- _WHAT YOU SHOULD DO_: In the entries below, count every line containing "icon". Return the number and nothing else.
### STORED RECORDS
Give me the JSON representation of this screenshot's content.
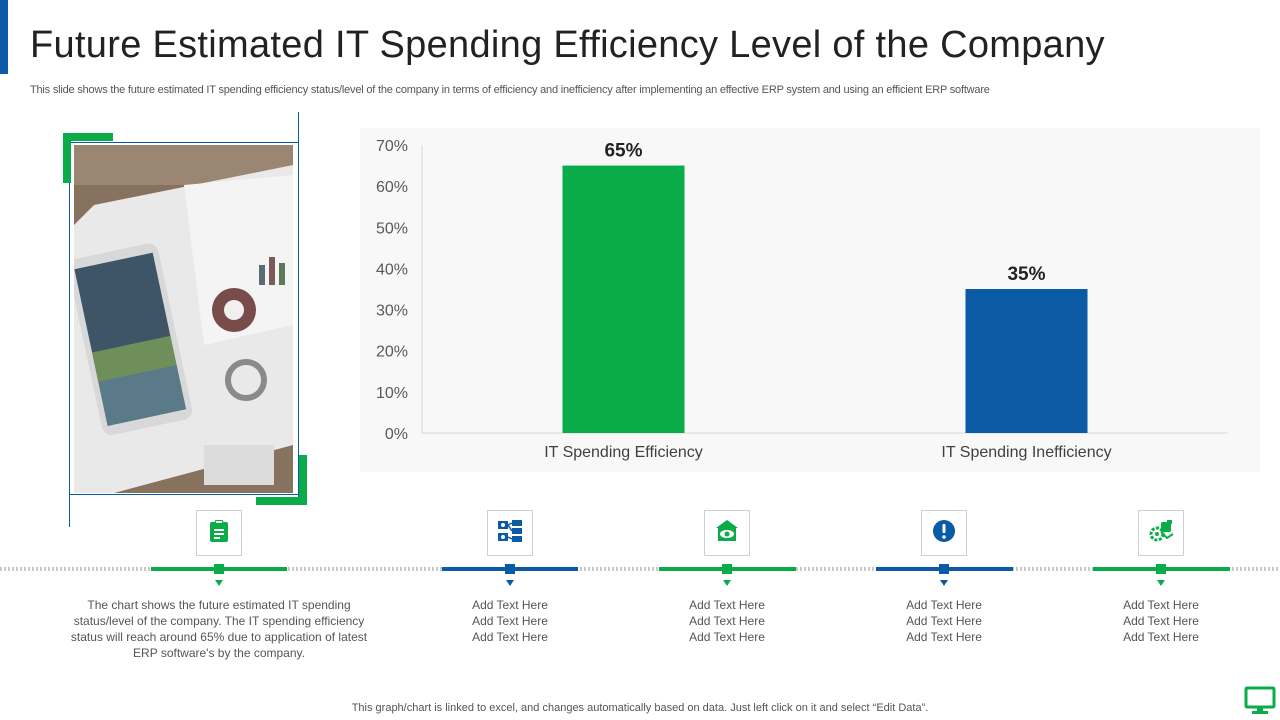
{
  "header": {
    "title": "Future Estimated IT Spending Efficiency Level of the Company",
    "subtitle": "This slide shows the future estimated IT spending efficiency status/level of the company in terms of efficiency and inefficiency after implementing an effective ERP system and using an efficient ERP software"
  },
  "colors": {
    "green": "#0aac4a",
    "blue": "#0a5aa5"
  },
  "chart_data": {
    "type": "bar",
    "categories": [
      "IT Spending Efficiency",
      "IT Spending Inefficiency"
    ],
    "values": [
      65,
      35
    ],
    "data_labels": [
      "65%",
      "35%"
    ],
    "bar_colors": [
      "#0aac4a",
      "#0a5aa5"
    ],
    "yticks": [
      0,
      10,
      20,
      30,
      40,
      50,
      60,
      70
    ],
    "ytick_labels": [
      "0%",
      "10%",
      "20%",
      "30%",
      "40%",
      "50%",
      "60%",
      "70%"
    ],
    "ylim": [
      0,
      70
    ],
    "title": "",
    "xlabel": "",
    "ylabel": "",
    "grid": false
  },
  "timeline": {
    "steps": [
      {
        "icon": "clipboard-icon",
        "color": "green",
        "lines": [
          "The chart shows the future estimated IT spending",
          "status/level of the company. The IT spending efficiency",
          "status will reach around 65% due to application of latest",
          "ERP software's by the company."
        ]
      },
      {
        "icon": "network-diagram-icon",
        "color": "blue",
        "lines": [
          "Add Text Here",
          "Add Text Here",
          "Add Text Here"
        ]
      },
      {
        "icon": "house-eye-icon",
        "color": "green",
        "lines": [
          "Add Text Here",
          "Add Text Here",
          "Add Text Here"
        ]
      },
      {
        "icon": "alert-icon",
        "color": "blue",
        "lines": [
          "Add Text Here",
          "Add Text Here",
          "Add Text Here"
        ]
      },
      {
        "icon": "gear-hand-icon",
        "color": "green",
        "lines": [
          "Add Text Here",
          "Add Text Here",
          "Add Text Here"
        ]
      }
    ]
  },
  "footer": {
    "note": "This graph/chart is linked to excel, and changes automatically based on data. Just left click on it and select “Edit Data”."
  }
}
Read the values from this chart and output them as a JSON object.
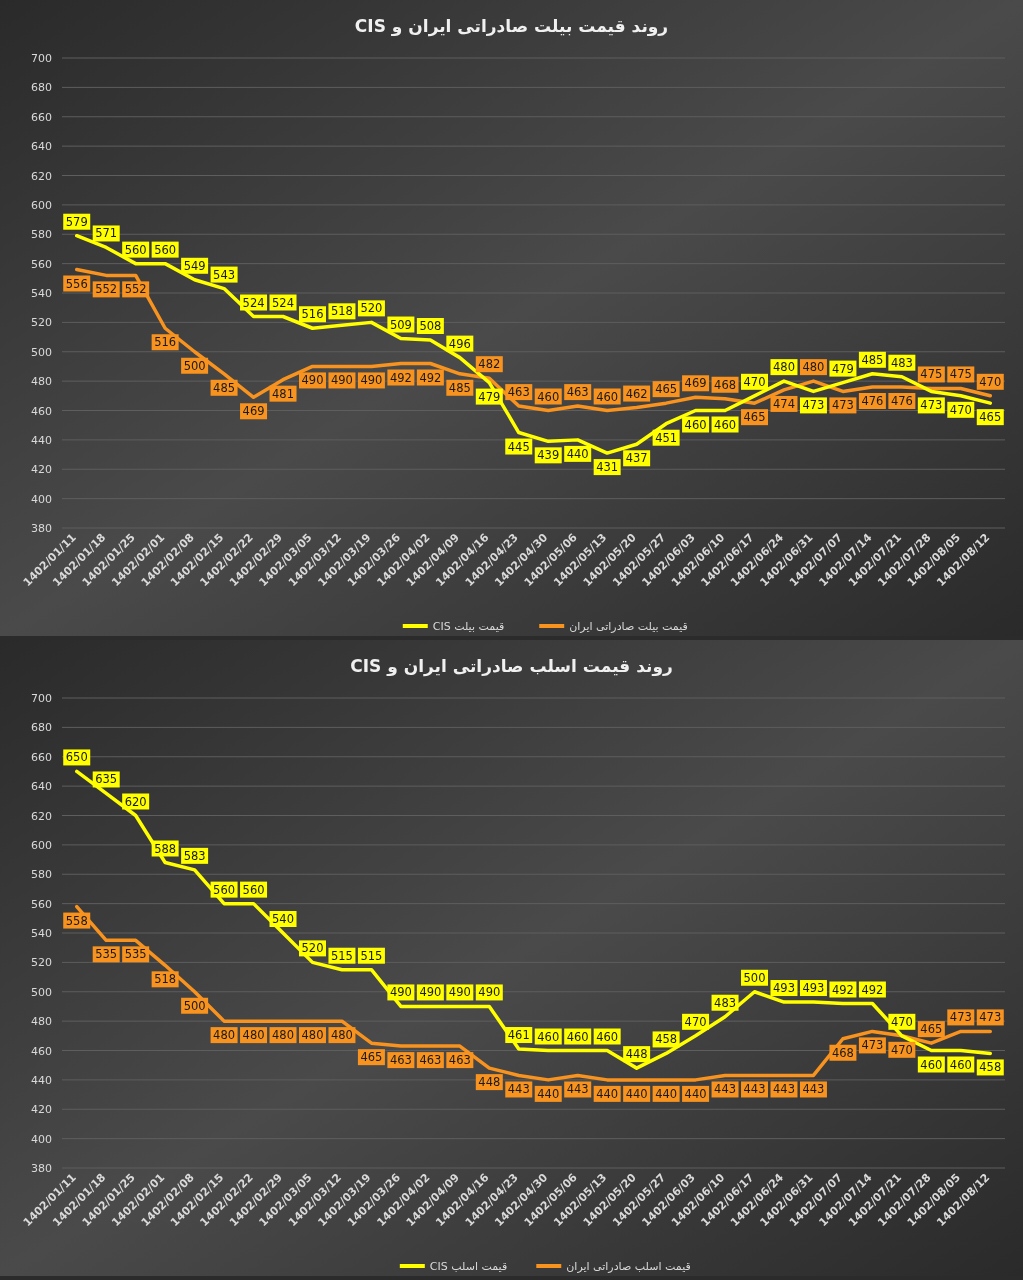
{
  "chart_data": [
    {
      "type": "line",
      "title": "روند قیمت بیلت صادراتی ایران و CIS",
      "categories": [
        "1402/01/11",
        "1402/01/18",
        "1402/01/25",
        "1402/02/01",
        "1402/02/08",
        "1402/02/15",
        "1402/02/22",
        "1402/02/29",
        "1402/03/05",
        "1402/03/12",
        "1402/03/19",
        "1402/03/26",
        "1402/04/02",
        "1402/04/09",
        "1402/04/16",
        "1402/04/23",
        "1402/04/30",
        "1402/05/06",
        "1402/05/13",
        "1402/05/20",
        "1402/05/27",
        "1402/06/03",
        "1402/06/10",
        "1402/06/17",
        "1402/06/24",
        "1402/06/31",
        "1402/07/07",
        "1402/07/14",
        "1402/07/21",
        "1402/07/28",
        "1402/08/05",
        "1402/08/12"
      ],
      "series": [
        {
          "name": "قیمت بیلت صادراتی ایران",
          "color": "#f7931e",
          "values": [
            556,
            552,
            552,
            516,
            500,
            485,
            469,
            481,
            490,
            490,
            490,
            492,
            492,
            485,
            482,
            463,
            460,
            463,
            460,
            462,
            465,
            469,
            468,
            465,
            474,
            480,
            473,
            476,
            476,
            475,
            475,
            470
          ]
        },
        {
          "name": "قیمت بیلت CIS",
          "color": "#ffff00",
          "values": [
            579,
            571,
            560,
            560,
            549,
            543,
            524,
            524,
            516,
            518,
            520,
            509,
            508,
            496,
            479,
            445,
            439,
            440,
            431,
            437,
            451,
            460,
            460,
            470,
            480,
            473,
            479,
            485,
            483,
            473,
            470,
            465
          ]
        }
      ],
      "ylim": [
        380,
        700
      ],
      "yticks": [
        380,
        400,
        420,
        440,
        460,
        480,
        500,
        520,
        540,
        560,
        580,
        600,
        620,
        640,
        660,
        680,
        700
      ],
      "grid": "y",
      "legend": "bottom",
      "data_labels": true
    },
    {
      "type": "line",
      "title": "روند قیمت اسلب صادراتی ایران و CIS",
      "categories": [
        "1402/01/11",
        "1402/01/18",
        "1402/01/25",
        "1402/02/01",
        "1402/02/08",
        "1402/02/15",
        "1402/02/22",
        "1402/02/29",
        "1402/03/05",
        "1402/03/12",
        "1402/03/19",
        "1402/03/26",
        "1402/04/02",
        "1402/04/09",
        "1402/04/16",
        "1402/04/23",
        "1402/04/30",
        "1402/05/06",
        "1402/05/13",
        "1402/05/20",
        "1402/05/27",
        "1402/06/03",
        "1402/06/10",
        "1402/06/17",
        "1402/06/24",
        "1402/06/31",
        "1402/07/07",
        "1402/07/14",
        "1402/07/21",
        "1402/07/28",
        "1402/08/05",
        "1402/08/12"
      ],
      "series": [
        {
          "name": "قیمت اسلب صادراتی ایران",
          "color": "#f7931e",
          "values": [
            558,
            535,
            535,
            518,
            500,
            480,
            480,
            480,
            480,
            480,
            465,
            463,
            463,
            463,
            448,
            443,
            440,
            443,
            440,
            440,
            440,
            440,
            443,
            443,
            443,
            443,
            468,
            473,
            470,
            465,
            473,
            473
          ]
        },
        {
          "name": "قیمت اسلب CIS",
          "color": "#ffff00",
          "values": [
            650,
            635,
            620,
            588,
            583,
            560,
            560,
            540,
            520,
            515,
            515,
            490,
            490,
            490,
            490,
            461,
            460,
            460,
            460,
            448,
            458,
            470,
            483,
            500,
            493,
            493,
            492,
            492,
            470,
            460,
            460,
            458
          ]
        }
      ],
      "ylim": [
        380,
        700
      ],
      "yticks": [
        380,
        400,
        420,
        440,
        460,
        480,
        500,
        520,
        540,
        560,
        580,
        600,
        620,
        640,
        660,
        680,
        700
      ],
      "grid": "y",
      "legend": "bottom",
      "data_labels": true
    }
  ]
}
######
- _EXERCISE ANSWER_: 5